* Start Recorded information *

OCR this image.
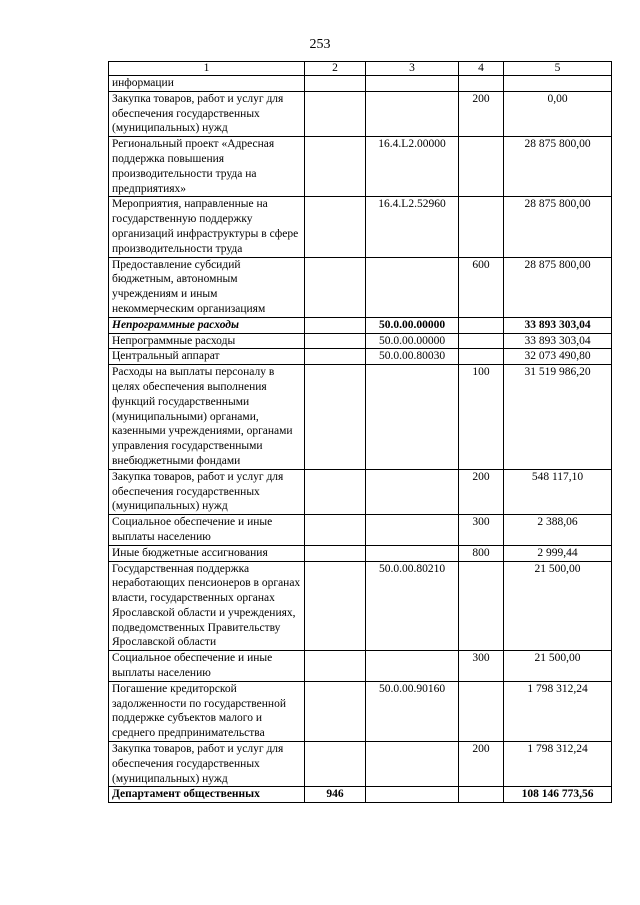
253
1	2	3	4	5
информации				
Закупка товаров, работ и услуг для обеспечения государственных (муниципальных) нужд			200	0,00
Региональный проект «Адресная поддержка повышения производительности труда на предприятиях»		16.4.L2.00000		28 875 800,00
Мероприятия, направленные на государственную поддержку организаций инфраструктуры в сфере производительности труда		16.4.L2.52960		28 875 800,00
Предоставление субсидий бюджетным, автономным учреждениям и иным некоммерческим организациям			600	28 875 800,00
Непрограммные расходы		50.0.00.00000		33 893 303,04
Непрограммные расходы		50.0.00.00000		33 893 303,04
Центральный аппарат		50.0.00.80030		32 073 490,80
Расходы на выплаты персоналу в целях обеспечения выполнения функций государственными (муниципальными) органами, казенными учреждениями, органами управления государственными внебюджетными фондами			100	31 519 986,20
Закупка товаров, работ и услуг для обеспечения государственных (муниципальных) нужд			200	548 117,10
Социальное обеспечение и иные выплаты населению			300	2 388,06
Иные бюджетные ассигнования			800	2 999,44
Государственная поддержка неработающих пенсионеров в органах власти, государственных органах Ярославской области и учреждениях, подведомственных Правительству Ярославской области		50.0.00.80210		21 500,00
Социальное обеспечение и иные выплаты населению			300	21 500,00
Погашение кредиторской задолженности по государственной поддержке субъектов малого и среднего предпринимательства		50.0.00.90160		1 798 312,24
Закупка товаров, работ и услуг для обеспечения государственных (муниципальных) нужд			200	1 798 312,24
Департамент общественных	946			108 146 773,56
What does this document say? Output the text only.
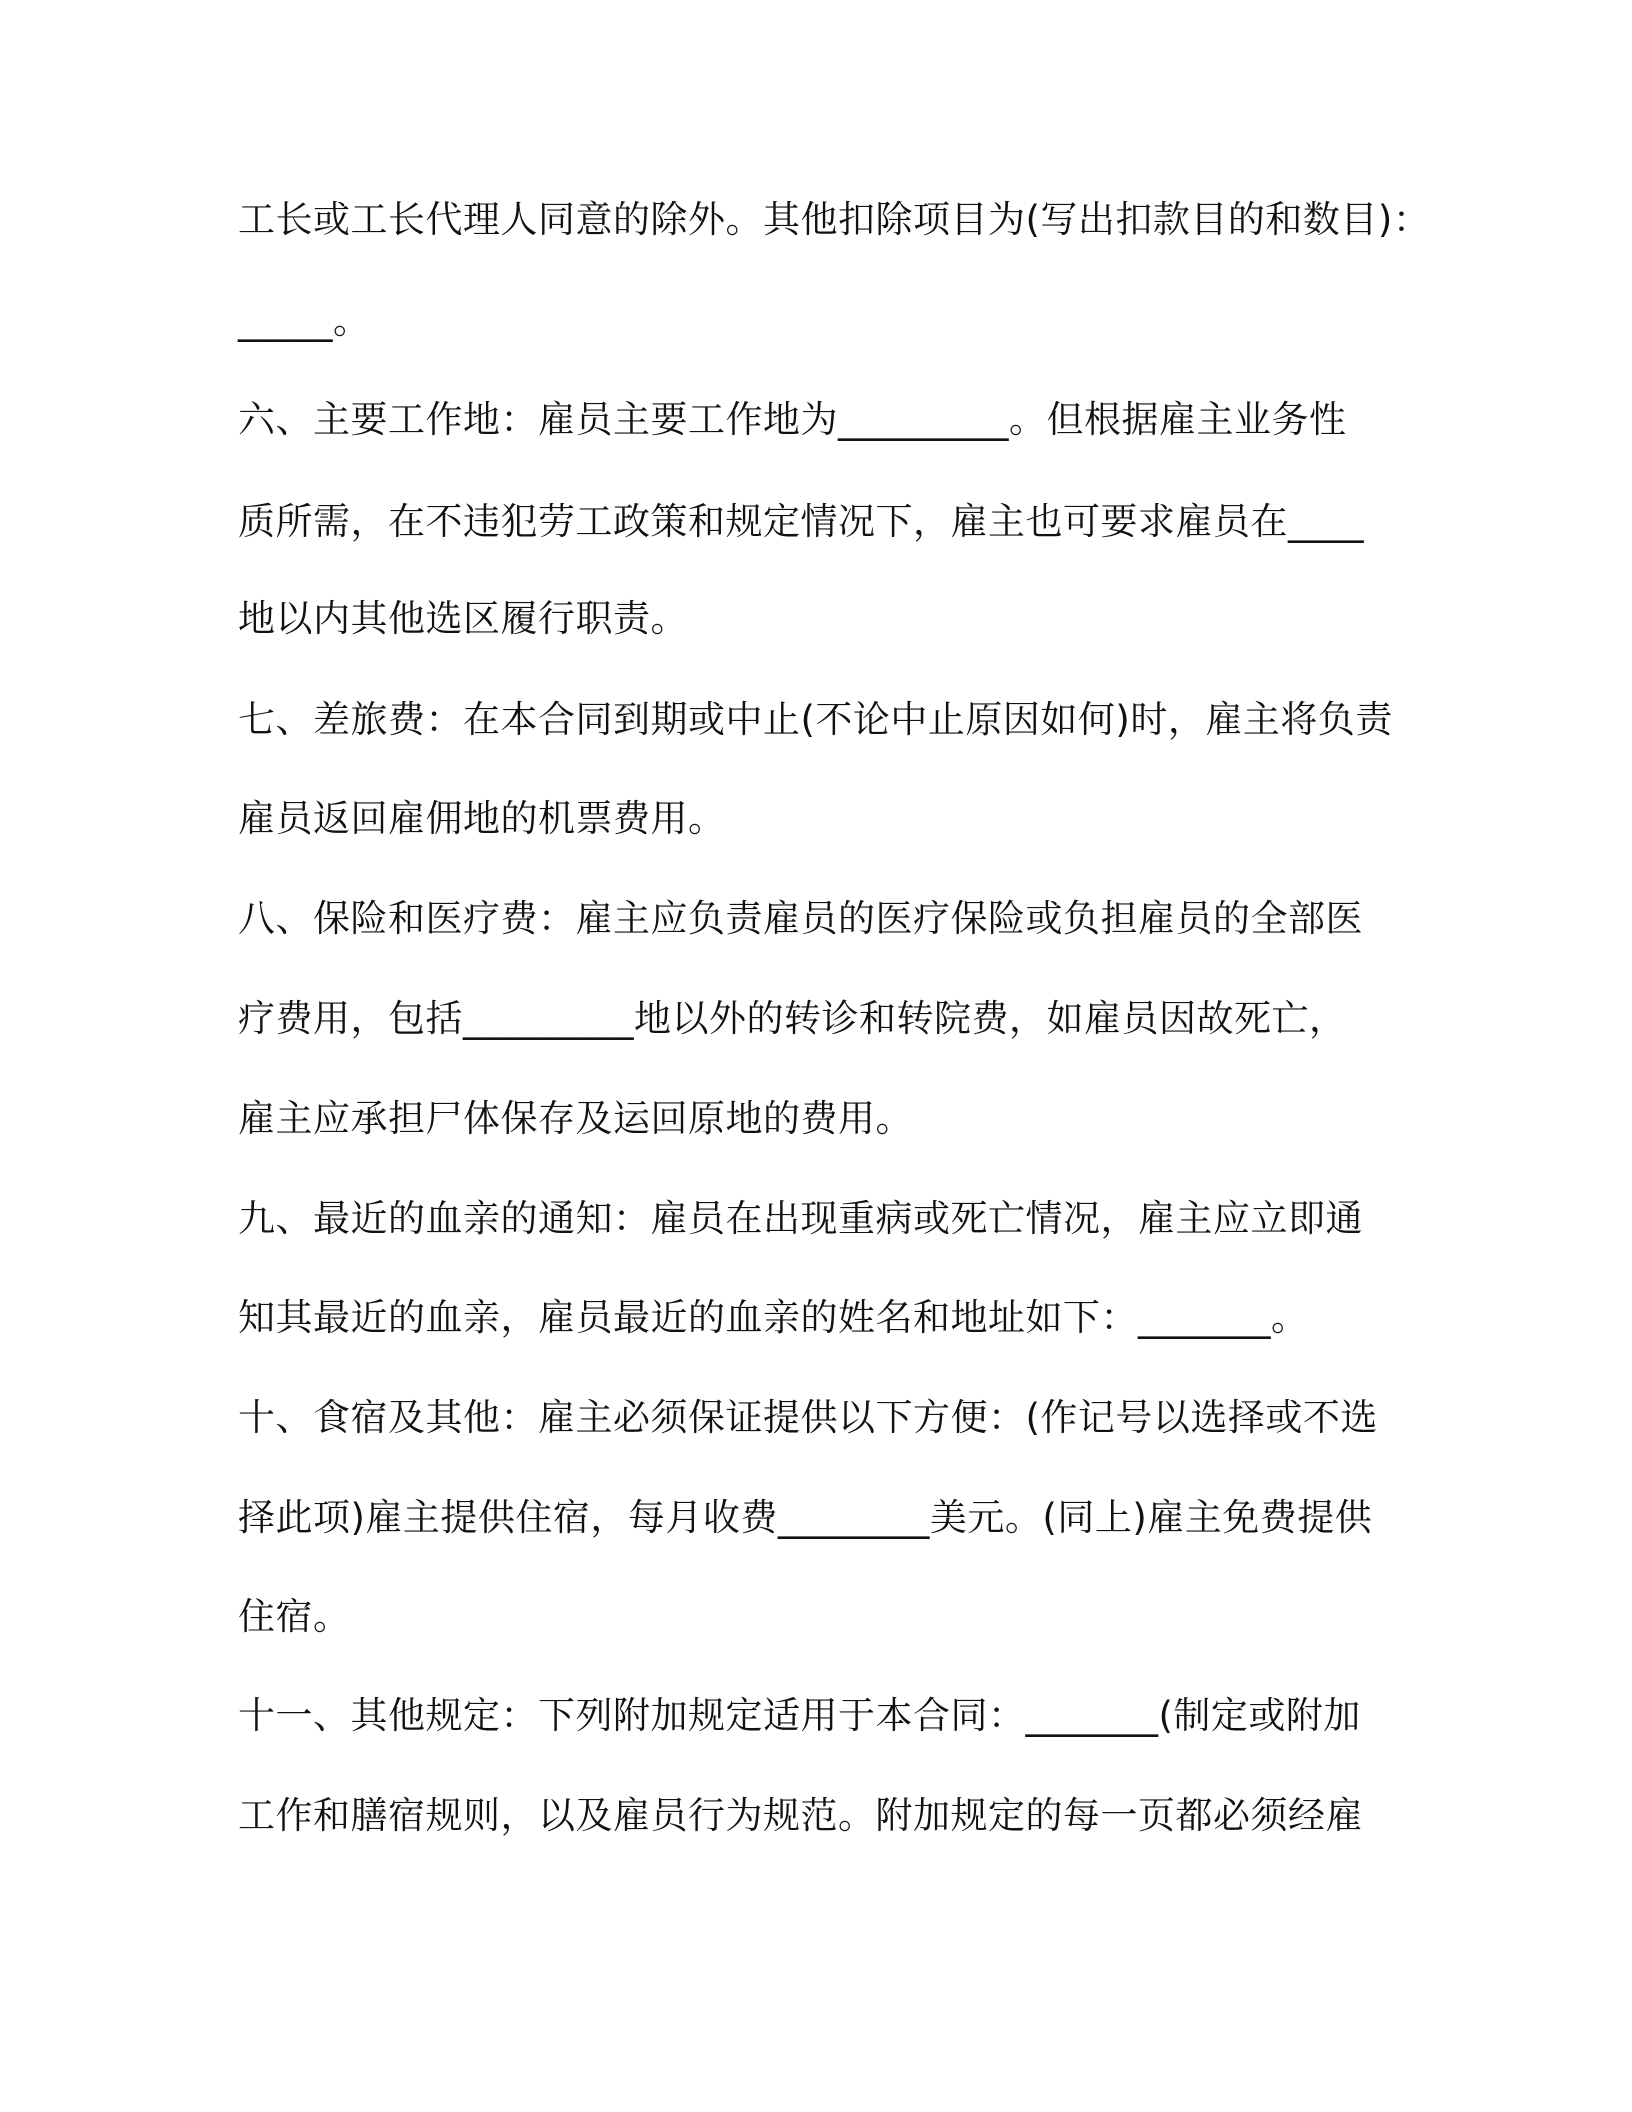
工长或工长代理人同意的除外。其他扣除项目为(写出扣款目的和数目)：

_____。

六、主要工作地：雇员主要工作地为_________。但根据雇主业务性

质所需，在不违犯劳工政策和规定情况下，雇主也可要求雇员在____

地以内其他选区履行职责。

七、差旅费：在本合同到期或中止(不论中止原因如何)时，雇主将负责

雇员返回雇佣地的机票费用。

八、保险和医疗费：雇主应负责雇员的医疗保险或负担雇员的全部医

疗费用，包括_________地以外的转诊和转院费，如雇员因故死亡，

雇主应承担尸体保存及运回原地的费用。

九、最近的血亲的通知：雇员在出现重病或死亡情况，雇主应立即通

知其最近的血亲，雇员最近的血亲的姓名和地址如下：_______。

十、食宿及其他：雇主必须保证提供以下方便：(作记号以选择或不选

择此项)雇主提供住宿，每月收费________美元。(同上)雇主免费提供

住宿。

十一、其他规定：下列附加规定适用于本合同：_______(制定或附加

工作和膳宿规则，以及雇员行为规范。附加规定的每一页都必须经雇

* End Recorded information *

• Do this: Search the entries for the word "населению" and copy every line that has it.

• Exercise output:
Социальное обеспечение и иные выплаты населению			300	2 388,06
Социальное обеспечение и иные выплаты населению			300	21 500,00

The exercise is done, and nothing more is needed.